▶ [What is being asked]
Print the records below word for word, but leave out the pictures.

Data excerpts
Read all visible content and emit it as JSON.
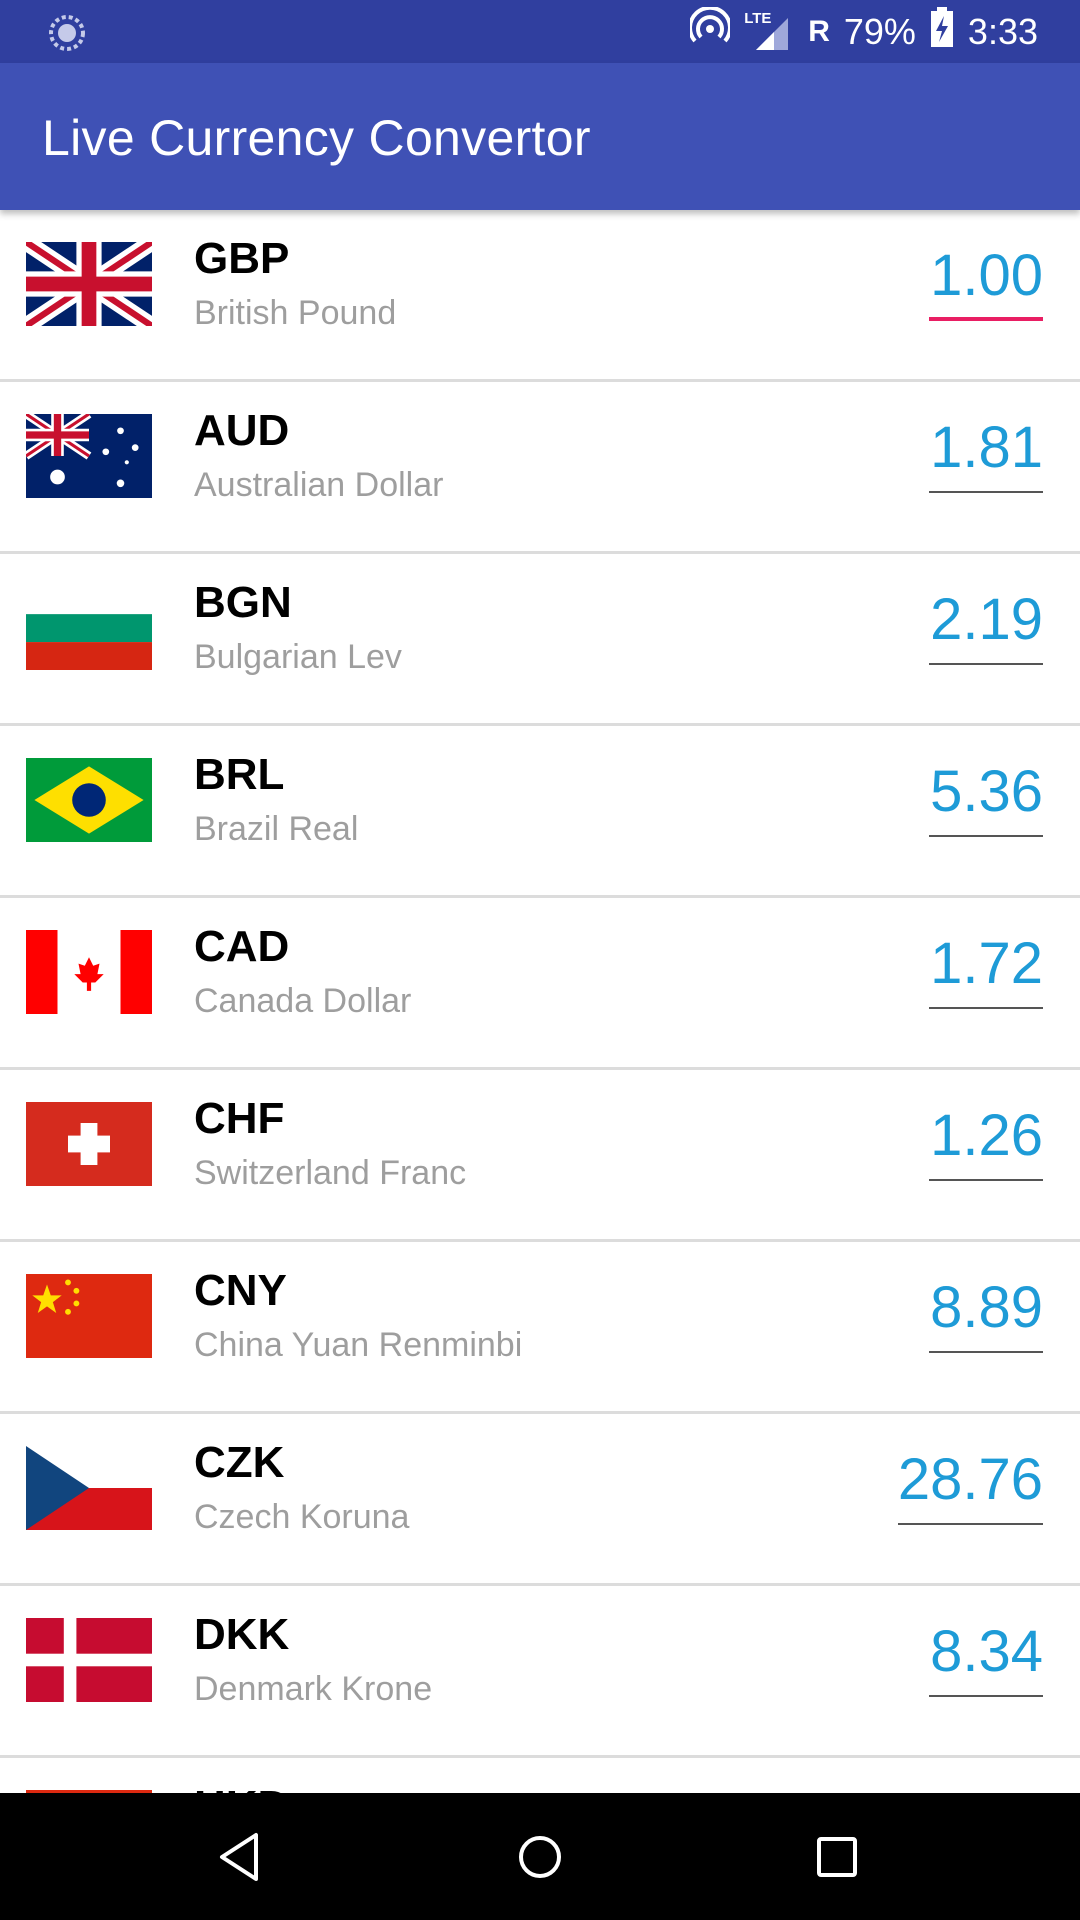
{
  "status": {
    "battery": "79%",
    "time": "3:33",
    "network": "LTE",
    "roaming": "R"
  },
  "appbar": {
    "title": "Live Currency Convertor"
  },
  "currencies": [
    {
      "code": "GBP",
      "name": "British Pound",
      "value": "1.00"
    },
    {
      "code": "AUD",
      "name": "Australian Dollar",
      "value": "1.81"
    },
    {
      "code": "BGN",
      "name": "Bulgarian Lev",
      "value": "2.19"
    },
    {
      "code": "BRL",
      "name": "Brazil Real",
      "value": "5.36"
    },
    {
      "code": "CAD",
      "name": "Canada Dollar",
      "value": "1.72"
    },
    {
      "code": "CHF",
      "name": "Switzerland Franc",
      "value": "1.26"
    },
    {
      "code": "CNY",
      "name": "China Yuan Renminbi",
      "value": "8.89"
    },
    {
      "code": "CZK",
      "name": "Czech Koruna",
      "value": "28.76"
    },
    {
      "code": "DKK",
      "name": "Denmark Krone",
      "value": "8.34"
    },
    {
      "code": "HKD",
      "name": "",
      "value": ""
    }
  ],
  "colors": {
    "status_bar": "#303F9F",
    "appbar": "#3F51B5",
    "amount_text": "#1E9BD7",
    "focus_underline": "#E91E63"
  }
}
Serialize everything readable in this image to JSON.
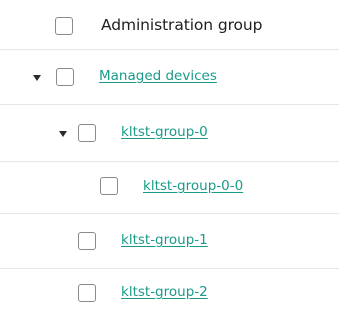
{
  "table": {
    "column_header": "Administration group",
    "rows": [
      {
        "label": "Managed devices",
        "level": 0,
        "expanded": true
      },
      {
        "label": "kltst-group-0",
        "level": 1,
        "expanded": true
      },
      {
        "label": "kltst-group-0-0",
        "level": 2,
        "expanded": false
      },
      {
        "label": "kltst-group-1",
        "level": 1,
        "expanded": false
      },
      {
        "label": "kltst-group-2",
        "level": 1,
        "expanded": false
      }
    ]
  },
  "colors": {
    "link": "#1a9b8a",
    "divider": "#e6e6e6",
    "checkbox_border": "#8a8a8a"
  }
}
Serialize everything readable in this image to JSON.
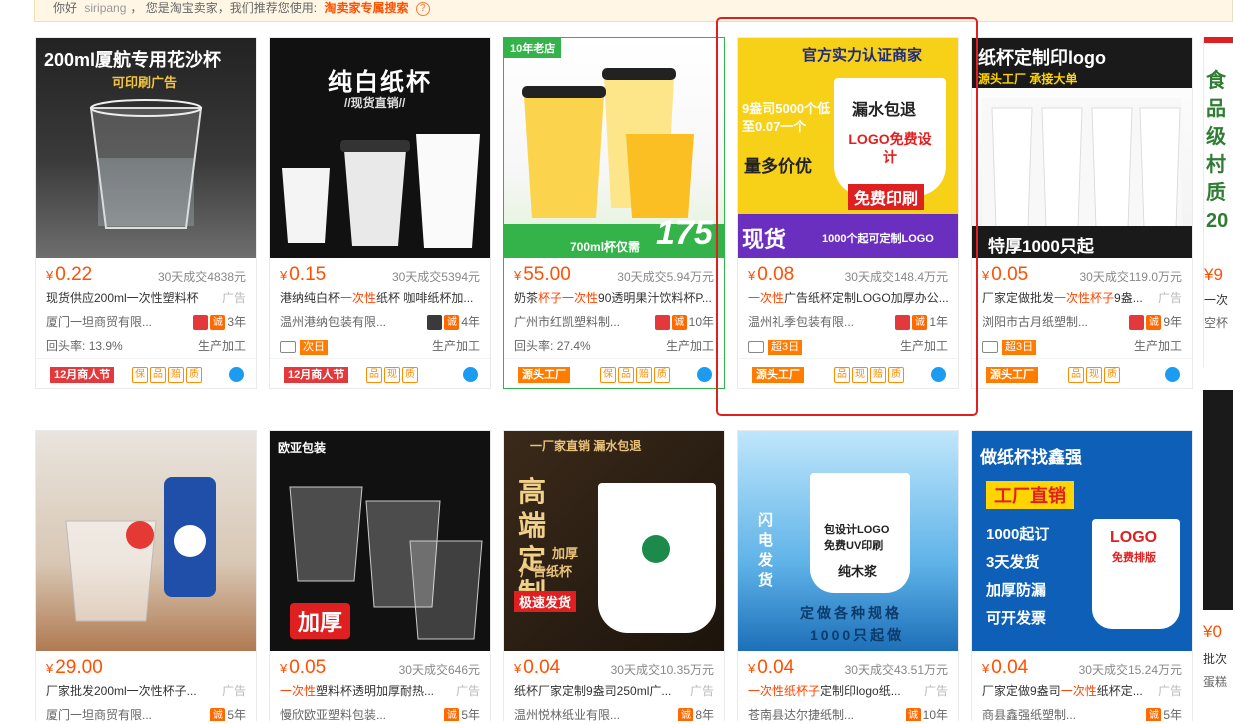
{
  "topbar": {
    "greeting": "你好",
    "user": "siripang",
    "sep": "，",
    "role": "您是淘宝卖家，我们推荐您使用:",
    "search_link": "淘卖家专属搜索",
    "help": "?"
  },
  "row1": [
    {
      "img_line1": "200ml厦航专用花沙杯",
      "img_line2": "可印刷广告",
      "price": "0.22",
      "sold": "30天成交4838元",
      "title_pre": "现货供应200ml一次性塑料杯",
      "title_hl": "",
      "title_post": "",
      "ad": "广告",
      "shop": "厦门一坦商贸有限...",
      "years": "3年",
      "repeat": "回头率:",
      "repeat_val": "13.9%",
      "proc": "生产加工",
      "foot": "12月商人节",
      "foot_icons": [
        "保",
        "品",
        "赔",
        "质"
      ]
    },
    {
      "img_line1": "纯白纸杯",
      "img_line2": "//现货直销//",
      "price": "0.15",
      "sold": "30天成交5394元",
      "title_pre": "港纳纯白杯",
      "title_hl": "一次性",
      "title_post": "纸杯 咖啡纸杯加...",
      "ad": "",
      "shop": "温州港纳包装有限...",
      "years": "4年",
      "repeat": "",
      "repeat_val": "",
      "proc": "生产加工",
      "tag": "次日",
      "foot": "12月商人节",
      "foot_icons": [
        "品",
        "现",
        "质"
      ]
    },
    {
      "img_line1": "10年老店",
      "img_line2": "700ml杯仅需",
      "img_price": "175",
      "price": "55.00",
      "sold": "30天成交5.94万元",
      "title_pre": "奶茶",
      "title_hl": "杯子一次性",
      "title_post": "90透明果汁饮料杯P...",
      "ad": "",
      "shop": "广州市红凯塑料制...",
      "years": "10年",
      "repeat": "回头率:",
      "repeat_val": "27.4%",
      "proc": "生产加工",
      "foot": "源头工厂",
      "foot_icons": [
        "保",
        "品",
        "赔",
        "质"
      ]
    },
    {
      "img_line1": "官方实力认证商家",
      "img_line2": "9盎司5000个低至0.07一个",
      "img_line3": "漏水包退",
      "img_line4": "LOGO免费设计",
      "img_line5": "量多价优",
      "img_line6": "免费印刷",
      "img_line7": "现货",
      "img_line8": "1000个起可定制LOGO",
      "price": "0.08",
      "sold": "30天成交148.4万元",
      "title_pre": "",
      "title_hl": "一次性",
      "title_post": "广告纸杯定制LOGO加厚办公...",
      "ad": "",
      "shop": "温州礼季包装有限...",
      "years": "1年",
      "repeat": "",
      "repeat_val": "",
      "proc": "生产加工",
      "tag": "超3日",
      "foot": "源头工厂",
      "foot_icons": [
        "品",
        "现",
        "赔",
        "质"
      ]
    },
    {
      "img_line1": "纸杯定制印logo",
      "img_line2": "源头工厂 承接大单",
      "img_line3": "特厚1000只起",
      "price": "0.05",
      "sold": "30天成交119.0万元",
      "title_pre": "厂家定做批发",
      "title_hl": "一次性杯子",
      "title_post": "9盎...",
      "ad": "广告",
      "shop": "浏阳市古月纸塑制...",
      "years": "9年",
      "repeat": "",
      "repeat_val": "",
      "proc": "生产加工",
      "tag": "超3日",
      "foot": "源头工厂",
      "foot_icons": [
        "品",
        "现",
        "质"
      ]
    }
  ],
  "row2": [
    {
      "price": "29.00",
      "sold": "",
      "title_pre": "厂家批发200ml一次性杯子...",
      "title_hl": "",
      "title_post": "",
      "ad": "广告",
      "shop": "厦门一坦商贸有限...",
      "years": "5年"
    },
    {
      "img_line1": "欧亚包装",
      "img_line2": "加厚",
      "price": "0.05",
      "sold": "30天成交646元",
      "title_pre": "",
      "title_hl": "一次性",
      "title_post": "塑料杯透明加厚耐热...",
      "ad": "广告",
      "shop": "慢欣欧亚塑料包装...",
      "years": "5年"
    },
    {
      "img_line1": "一厂家直销 漏水包退",
      "img_line2": "高端定制",
      "img_line3": "加厚",
      "img_line4": "广告纸杯",
      "img_line5": "极速发货",
      "price": "0.04",
      "sold": "30天成交10.35万元",
      "title_pre": "纸杯厂家定制9盎司250ml广...",
      "title_hl": "",
      "title_post": "",
      "ad": "广告",
      "shop": "温州悦林纸业有限...",
      "years": "8年"
    },
    {
      "img_line1": "包设计LOGO",
      "img_line2": "免费UV印刷",
      "img_line3": "纯木浆",
      "img_line4": "闪电发货",
      "img_line5": "定做各种规格",
      "img_line6": "1000只起做",
      "price": "0.04",
      "sold": "30天成交43.51万元",
      "title_pre": "",
      "title_hl": "一次性纸杯子",
      "title_post": "定制印logo纸...",
      "ad": "广告",
      "shop": "苍南县达尔捷纸制...",
      "years": "10年"
    },
    {
      "img_line1": "做纸杯找鑫强",
      "img_line2": "工厂直销",
      "img_line3": "1000起订",
      "img_line4": "3天发货",
      "img_line5": "加厚防漏",
      "img_line6": "可开发票",
      "img_line7": "LOGO",
      "img_line8": "免费排版",
      "price": "0.04",
      "sold": "30天成交15.24万元",
      "title_pre": "厂家定做9盎司",
      "title_hl": "一次性",
      "title_post": "纸杯定...",
      "ad": "广告",
      "shop": "商县鑫强纸塑制...",
      "years": "5年"
    }
  ],
  "partial": {
    "r1_price": "¥9",
    "r1_t1": "一次",
    "r1_t2": "空杯",
    "r2_price": "¥0",
    "r2_t1": "批次",
    "r2_t2": "蛋糕",
    "img_text": "食品级村质20"
  },
  "currency": "¥",
  "colors": {
    "accent": "#ff5000",
    "highlight": "#e02020"
  }
}
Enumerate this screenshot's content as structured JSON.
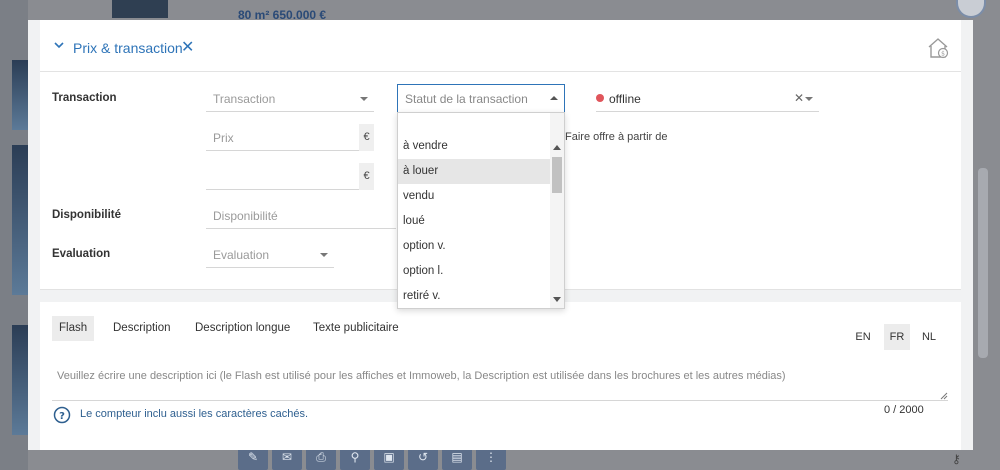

▶ [In response]
Read all visible content and emit it as JSON.
{
  "status": {
    "battery": "79%",
    "time": "3:33",
    "network": "LTE",
    "roaming": "R"
  },
  "appbar": {
    "title": "Live Currency Convertor"
  },
  "currencies": [
    {
      "code": "GBP",
      "name": "British Pound",
      "value": "1.00"
    },
    {
      "code": "AUD",
      "name": "Australian Dollar",
      "value": "1.81"
    },
    {
      "code": "BGN",
      "name": "Bulgarian Lev",
      "value": "2.19"
    },
    {
      "code": "BRL",
      "name": "Brazil Real",
      "value": "5.36"
    },
    {
      "code": "CAD",
      "name": "Canada Dollar",
      "value": "1.72"
    },
    {
      "code": "CHF",
      "name": "Switzerland Franc",
      "value": "1.26"
    },
    {
      "code": "CNY",
      "name": "China Yuan Renminbi",
      "value": "8.89"
    },
    {
      "code": "CZK",
      "name": "Czech Koruna",
      "value": "28.76"
    },
    {
      "code": "DKK",
      "name": "Denmark Krone",
      "value": "8.34"
    },
    {
      "code": "HKD",
      "name": "",
      "value": ""
    }
  ],
  "colors": {
    "status_bar": "#303F9F",
    "appbar": "#3F51B5",
    "amount_text": "#1E9BD7",
    "focus_underline": "#E91E63"
  }
}
Serialize everything readable in this image to JSON.
{
  "table": {
    "column_header": "Administration group",
    "rows": [
      {
        "label": "Managed devices",
        "level": 0,
        "expanded": true
      },
      {
        "label": "kltst-group-0",
        "level": 1,
        "expanded": true
      },
      {
        "label": "kltst-group-0-0",
        "level": 2,
        "expanded": false
      },
      {
        "label": "kltst-group-1",
        "level": 1,
        "expanded": false
      },
      {
        "label": "kltst-group-2",
        "level": 1,
        "expanded": false
      }
    ]
  },
  "colors": {
    "link": "#1a9b8a",
    "divider": "#e6e6e6",
    "checkbox_border": "#8a8a8a"
  }
}
Serialize everything readable in this image to JSON.
{
  "topbar": {
    "greeting": "你好",
    "user": "siripang",
    "sep": "，",
    "role": "您是淘宝卖家，我们推荐您使用:",
    "search_link": "淘卖家专属搜索",
    "help": "?"
  },
  "row1": [
    {
      "img_line1": "200ml厦航专用花沙杯",
      "img_line2": "可印刷广告",
      "price": "0.22",
      "sold": "30天成交4838元",
      "title_pre": "现货供应200ml一次性塑料杯",
      "title_hl": "",
      "title_post": "",
      "ad": "广告",
      "shop": "厦门一坦商贸有限...",
      "years": "3年",
      "repeat": "回头率:",
      "repeat_val": "13.9%",
      "proc": "生产加工",
      "foot": "12月商人节",
      "foot_icons": [
        "保",
        "品",
        "赔",
        "质"
      ]
    },
    {
      "img_line1": "纯白纸杯",
      "img_line2": "//现货直销//",
      "price": "0.15",
      "sold": "30天成交5394元",
      "title_pre": "港纳纯白杯",
      "title_hl": "一次性",
      "title_post": "纸杯 咖啡纸杯加...",
      "ad": "",
      "shop": "温州港纳包装有限...",
      "years": "4年",
      "repeat": "",
      "repeat_val": "",
      "proc": "生产加工",
      "tag": "次日",
      "foot": "12月商人节",
      "foot_icons": [
        "品",
        "现",
        "质"
      ]
    },
    {
      "img_line1": "10年老店",
      "img_line2": "700ml杯仅需",
      "img_price": "175",
      "price": "55.00",
      "sold": "30天成交5.94万元",
      "title_pre": "奶茶",
      "title_hl": "杯子一次性",
      "title_post": "90透明果汁饮料杯P...",
      "ad": "",
      "shop": "广州市红凯塑料制...",
      "years": "10年",
      "repeat": "回头率:",
      "repeat_val": "27.4%",
      "proc": "生产加工",
      "foot": "源头工厂",
      "foot_icons": [
        "保",
        "品",
        "赔",
        "质"
      ]
    },
    {
      "img_line1": "官方实力认证商家",
      "img_line2": "9盎司5000个低至0.07一个",
      "img_line3": "漏水包退",
      "img_line4": "LOGO免费设计",
      "img_line5": "量多价优",
      "img_line6": "免费印刷",
      "img_line7": "现货",
      "img_line8": "1000个起可定制LOGO",
      "price": "0.08",
      "sold": "30天成交148.4万元",
      "title_pre": "",
      "title_hl": "一次性",
      "title_post": "广告纸杯定制LOGO加厚办公...",
      "ad": "",
      "shop": "温州礼季包装有限...",
      "years": "1年",
      "repeat": "",
      "repeat_val": "",
      "proc": "生产加工",
      "tag": "超3日",
      "foot": "源头工厂",
      "foot_icons": [
        "品",
        "现",
        "赔",
        "质"
      ]
    },
    {
      "img_line1": "纸杯定制印logo",
      "img_line2": "源头工厂 承接大单",
      "img_line3": "特厚1000只起",
      "price": "0.05",
      "sold": "30天成交119.0万元",
      "title_pre": "厂家定做批发",
      "title_hl": "一次性杯子",
      "title_post": "9盎...",
      "ad": "广告",
      "shop": "浏阳市古月纸塑制...",
      "years": "9年",
      "repeat": "",
      "repeat_val": "",
      "proc": "生产加工",
      "tag": "超3日",
      "foot": "源头工厂",
      "foot_icons": [
        "品",
        "现",
        "质"
      ]
    }
  ],
  "row2": [
    {
      "price": "29.00",
      "sold": "",
      "title_pre": "厂家批发200ml一次性杯子...",
      "title_hl": "",
      "title_post": "",
      "ad": "广告",
      "shop": "厦门一坦商贸有限...",
      "years": "5年"
    },
    {
      "img_line1": "欧亚包装",
      "img_line2": "加厚",
      "price": "0.05",
      "sold": "30天成交646元",
      "title_pre": "",
      "title_hl": "一次性",
      "title_post": "塑料杯透明加厚耐热...",
      "ad": "广告",
      "shop": "慢欣欧亚塑料包装...",
      "years": "5年"
    },
    {
      "img_line1": "一厂家直销 漏水包退",
      "img_line2": "高端定制",
      "img_line3": "加厚",
      "img_line4": "广告纸杯",
      "img_line5": "极速发货",
      "price": "0.04",
      "sold": "30天成交10.35万元",
      "title_pre": "纸杯厂家定制9盎司250ml广...",
      "title_hl": "",
      "title_post": "",
      "ad": "广告",
      "shop": "温州悦林纸业有限...",
      "years": "8年"
    },
    {
      "img_line1": "包设计LOGO",
      "img_line2": "免费UV印刷",
      "img_line3": "纯木浆",
      "img_line4": "闪电发货",
      "img_line5": "定做各种规格",
      "img_line6": "1000只起做",
      "price": "0.04",
      "sold": "30天成交43.51万元",
      "title_pre": "",
      "title_hl": "一次性纸杯子",
      "title_post": "定制印logo纸...",
      "ad": "广告",
      "shop": "苍南县达尔捷纸制...",
      "years": "10年"
    },
    {
      "img_line1": "做纸杯找鑫强",
      "img_line2": "工厂直销",
      "img_line3": "1000起订",
      "img_line4": "3天发货",
      "img_line5": "加厚防漏",
      "img_line6": "可开发票",
      "img_line7": "LOGO",
      "img_line8": "免费排版",
      "price": "0.04",
      "sold": "30天成交15.24万元",
      "title_pre": "厂家定做9盎司",
      "title_hl": "一次性",
      "title_post": "纸杯定...",
      "ad": "广告",
      "shop": "商县鑫强纸塑制...",
      "years": "5年"
    }
  ],
  "partial": {
    "r1_price": "¥9",
    "r1_t1": "一次",
    "r1_t2": "空杯",
    "r2_price": "¥0",
    "r2_t1": "批次",
    "r2_t2": "蛋糕",
    "img_text": "食品级村质20"
  },
  "currency": "¥",
  "colors": {
    "accent": "#ff5000",
    "highlight": "#e02020"
  }
}
Enumerate this screenshot's content as structured JSON.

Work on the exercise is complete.